TASK MATERIAL:
* * * * * * * * *

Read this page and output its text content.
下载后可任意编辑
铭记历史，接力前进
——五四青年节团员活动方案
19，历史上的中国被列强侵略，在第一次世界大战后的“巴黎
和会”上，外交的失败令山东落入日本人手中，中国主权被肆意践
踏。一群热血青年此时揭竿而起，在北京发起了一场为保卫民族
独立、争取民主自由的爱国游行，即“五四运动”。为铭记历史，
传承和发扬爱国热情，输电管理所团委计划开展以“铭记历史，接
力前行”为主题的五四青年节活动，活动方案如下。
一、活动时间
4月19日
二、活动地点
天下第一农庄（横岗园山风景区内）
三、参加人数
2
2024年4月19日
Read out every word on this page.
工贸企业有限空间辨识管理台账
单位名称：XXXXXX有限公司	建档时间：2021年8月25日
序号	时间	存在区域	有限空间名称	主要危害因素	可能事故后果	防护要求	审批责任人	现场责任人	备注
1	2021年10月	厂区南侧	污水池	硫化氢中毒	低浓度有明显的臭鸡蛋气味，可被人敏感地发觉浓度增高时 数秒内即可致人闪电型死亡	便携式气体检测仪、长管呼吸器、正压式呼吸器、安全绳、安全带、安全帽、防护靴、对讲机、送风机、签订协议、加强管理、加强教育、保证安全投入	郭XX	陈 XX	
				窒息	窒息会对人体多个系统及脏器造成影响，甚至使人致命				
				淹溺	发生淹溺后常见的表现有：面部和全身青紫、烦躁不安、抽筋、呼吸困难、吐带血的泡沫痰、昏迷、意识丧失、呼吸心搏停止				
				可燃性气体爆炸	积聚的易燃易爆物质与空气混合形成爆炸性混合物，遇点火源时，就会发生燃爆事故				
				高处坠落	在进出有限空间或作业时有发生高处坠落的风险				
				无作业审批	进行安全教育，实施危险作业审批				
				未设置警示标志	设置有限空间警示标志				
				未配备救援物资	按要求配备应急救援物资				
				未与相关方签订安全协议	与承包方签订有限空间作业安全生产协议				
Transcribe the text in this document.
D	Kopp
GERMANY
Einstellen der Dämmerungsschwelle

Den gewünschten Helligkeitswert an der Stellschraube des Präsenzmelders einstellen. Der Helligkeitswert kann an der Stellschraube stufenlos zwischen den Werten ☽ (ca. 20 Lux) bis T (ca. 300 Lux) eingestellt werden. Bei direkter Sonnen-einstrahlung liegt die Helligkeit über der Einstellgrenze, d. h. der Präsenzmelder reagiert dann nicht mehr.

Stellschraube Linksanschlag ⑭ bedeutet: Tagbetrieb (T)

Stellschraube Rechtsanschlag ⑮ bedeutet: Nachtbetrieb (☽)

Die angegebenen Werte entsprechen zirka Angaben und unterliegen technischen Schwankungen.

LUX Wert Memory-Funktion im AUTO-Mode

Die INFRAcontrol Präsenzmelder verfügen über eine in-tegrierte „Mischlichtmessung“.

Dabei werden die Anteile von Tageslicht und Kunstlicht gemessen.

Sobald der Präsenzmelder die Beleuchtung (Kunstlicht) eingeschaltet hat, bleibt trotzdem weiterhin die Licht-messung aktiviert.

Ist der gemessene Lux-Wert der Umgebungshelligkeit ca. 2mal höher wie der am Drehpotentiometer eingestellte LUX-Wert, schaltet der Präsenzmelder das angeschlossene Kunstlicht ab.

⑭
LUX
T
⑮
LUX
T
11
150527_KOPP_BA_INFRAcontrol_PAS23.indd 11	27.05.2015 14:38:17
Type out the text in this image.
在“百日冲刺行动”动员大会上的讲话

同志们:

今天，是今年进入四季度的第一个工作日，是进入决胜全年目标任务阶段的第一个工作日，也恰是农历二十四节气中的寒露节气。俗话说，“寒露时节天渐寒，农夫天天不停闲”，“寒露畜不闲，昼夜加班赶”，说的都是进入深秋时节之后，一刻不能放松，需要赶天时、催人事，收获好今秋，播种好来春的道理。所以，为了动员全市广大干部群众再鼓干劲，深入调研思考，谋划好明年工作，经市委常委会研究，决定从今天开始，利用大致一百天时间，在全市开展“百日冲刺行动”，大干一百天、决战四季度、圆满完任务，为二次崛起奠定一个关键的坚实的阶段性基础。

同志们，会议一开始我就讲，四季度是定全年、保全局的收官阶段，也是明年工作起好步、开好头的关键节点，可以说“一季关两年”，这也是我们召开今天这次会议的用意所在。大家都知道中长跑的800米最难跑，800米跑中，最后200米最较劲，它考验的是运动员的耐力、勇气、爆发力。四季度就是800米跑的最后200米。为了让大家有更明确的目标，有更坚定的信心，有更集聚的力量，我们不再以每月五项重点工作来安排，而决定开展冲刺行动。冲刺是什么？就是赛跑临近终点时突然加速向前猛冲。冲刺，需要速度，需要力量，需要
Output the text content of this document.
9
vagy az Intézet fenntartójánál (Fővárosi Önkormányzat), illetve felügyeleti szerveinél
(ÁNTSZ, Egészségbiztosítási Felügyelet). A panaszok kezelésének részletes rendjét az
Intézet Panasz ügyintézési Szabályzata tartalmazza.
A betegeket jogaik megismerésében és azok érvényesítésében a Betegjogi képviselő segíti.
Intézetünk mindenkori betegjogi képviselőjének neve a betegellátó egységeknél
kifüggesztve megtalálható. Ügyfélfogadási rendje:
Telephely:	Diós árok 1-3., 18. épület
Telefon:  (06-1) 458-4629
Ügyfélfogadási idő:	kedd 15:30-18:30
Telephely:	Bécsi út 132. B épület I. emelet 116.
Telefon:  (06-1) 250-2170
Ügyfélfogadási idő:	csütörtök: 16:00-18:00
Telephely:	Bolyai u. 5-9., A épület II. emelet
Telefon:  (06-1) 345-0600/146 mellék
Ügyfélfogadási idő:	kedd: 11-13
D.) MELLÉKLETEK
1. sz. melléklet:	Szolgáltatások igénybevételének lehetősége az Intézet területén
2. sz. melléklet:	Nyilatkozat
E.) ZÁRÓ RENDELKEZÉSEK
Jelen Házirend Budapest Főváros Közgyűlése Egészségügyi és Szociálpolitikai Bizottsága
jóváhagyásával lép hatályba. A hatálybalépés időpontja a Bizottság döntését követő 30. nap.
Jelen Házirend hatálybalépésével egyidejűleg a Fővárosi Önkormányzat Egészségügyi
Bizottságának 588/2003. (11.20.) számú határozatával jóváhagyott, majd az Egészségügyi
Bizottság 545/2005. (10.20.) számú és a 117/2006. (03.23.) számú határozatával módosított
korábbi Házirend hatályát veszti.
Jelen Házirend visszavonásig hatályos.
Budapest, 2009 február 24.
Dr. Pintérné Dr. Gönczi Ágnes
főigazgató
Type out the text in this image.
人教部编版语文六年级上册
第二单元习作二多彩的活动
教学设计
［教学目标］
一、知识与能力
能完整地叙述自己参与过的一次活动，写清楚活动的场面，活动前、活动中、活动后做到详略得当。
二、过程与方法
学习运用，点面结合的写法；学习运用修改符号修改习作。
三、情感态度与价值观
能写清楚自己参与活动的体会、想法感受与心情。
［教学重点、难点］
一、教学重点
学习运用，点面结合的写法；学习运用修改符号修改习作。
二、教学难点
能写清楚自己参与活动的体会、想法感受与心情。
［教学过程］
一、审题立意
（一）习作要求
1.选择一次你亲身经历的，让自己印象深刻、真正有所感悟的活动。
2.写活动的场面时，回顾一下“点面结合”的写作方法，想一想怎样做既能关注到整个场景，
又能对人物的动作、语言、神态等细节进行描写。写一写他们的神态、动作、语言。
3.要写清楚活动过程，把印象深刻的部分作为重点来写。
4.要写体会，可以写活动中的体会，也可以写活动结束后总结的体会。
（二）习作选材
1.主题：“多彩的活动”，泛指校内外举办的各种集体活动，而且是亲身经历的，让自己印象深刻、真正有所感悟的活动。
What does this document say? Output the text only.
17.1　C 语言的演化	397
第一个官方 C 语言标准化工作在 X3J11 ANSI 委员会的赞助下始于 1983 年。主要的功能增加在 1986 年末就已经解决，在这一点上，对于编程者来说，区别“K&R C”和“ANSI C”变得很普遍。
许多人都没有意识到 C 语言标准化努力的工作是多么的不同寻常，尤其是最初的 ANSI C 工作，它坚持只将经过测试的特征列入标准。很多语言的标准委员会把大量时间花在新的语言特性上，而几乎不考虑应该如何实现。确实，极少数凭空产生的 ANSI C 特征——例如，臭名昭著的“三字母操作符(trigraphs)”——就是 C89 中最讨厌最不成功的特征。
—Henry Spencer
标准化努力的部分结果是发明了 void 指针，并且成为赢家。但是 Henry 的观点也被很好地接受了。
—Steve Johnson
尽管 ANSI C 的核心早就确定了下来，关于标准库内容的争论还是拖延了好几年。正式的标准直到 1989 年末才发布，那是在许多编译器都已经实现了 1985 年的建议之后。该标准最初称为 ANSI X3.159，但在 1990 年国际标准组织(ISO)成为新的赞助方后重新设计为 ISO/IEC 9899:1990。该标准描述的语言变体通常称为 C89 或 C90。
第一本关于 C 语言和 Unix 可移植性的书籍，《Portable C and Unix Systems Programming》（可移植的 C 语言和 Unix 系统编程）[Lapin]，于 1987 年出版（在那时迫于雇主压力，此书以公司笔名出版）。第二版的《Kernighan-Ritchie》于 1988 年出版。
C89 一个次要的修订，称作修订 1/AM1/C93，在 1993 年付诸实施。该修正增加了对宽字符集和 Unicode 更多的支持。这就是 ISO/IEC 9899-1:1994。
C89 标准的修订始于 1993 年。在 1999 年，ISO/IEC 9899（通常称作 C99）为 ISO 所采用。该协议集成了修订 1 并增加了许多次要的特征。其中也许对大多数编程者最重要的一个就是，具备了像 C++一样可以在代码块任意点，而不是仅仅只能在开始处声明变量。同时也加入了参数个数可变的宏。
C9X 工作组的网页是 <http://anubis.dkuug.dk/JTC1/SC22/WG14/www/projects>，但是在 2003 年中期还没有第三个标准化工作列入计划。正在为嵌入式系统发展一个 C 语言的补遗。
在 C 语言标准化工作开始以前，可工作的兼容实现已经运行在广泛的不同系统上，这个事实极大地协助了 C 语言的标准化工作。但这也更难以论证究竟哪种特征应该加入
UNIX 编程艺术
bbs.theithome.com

* * * * * * * * *

AIM: Each line that holds the string "Telephely" counts once; give the total and nothing else.

OUTPUT: 3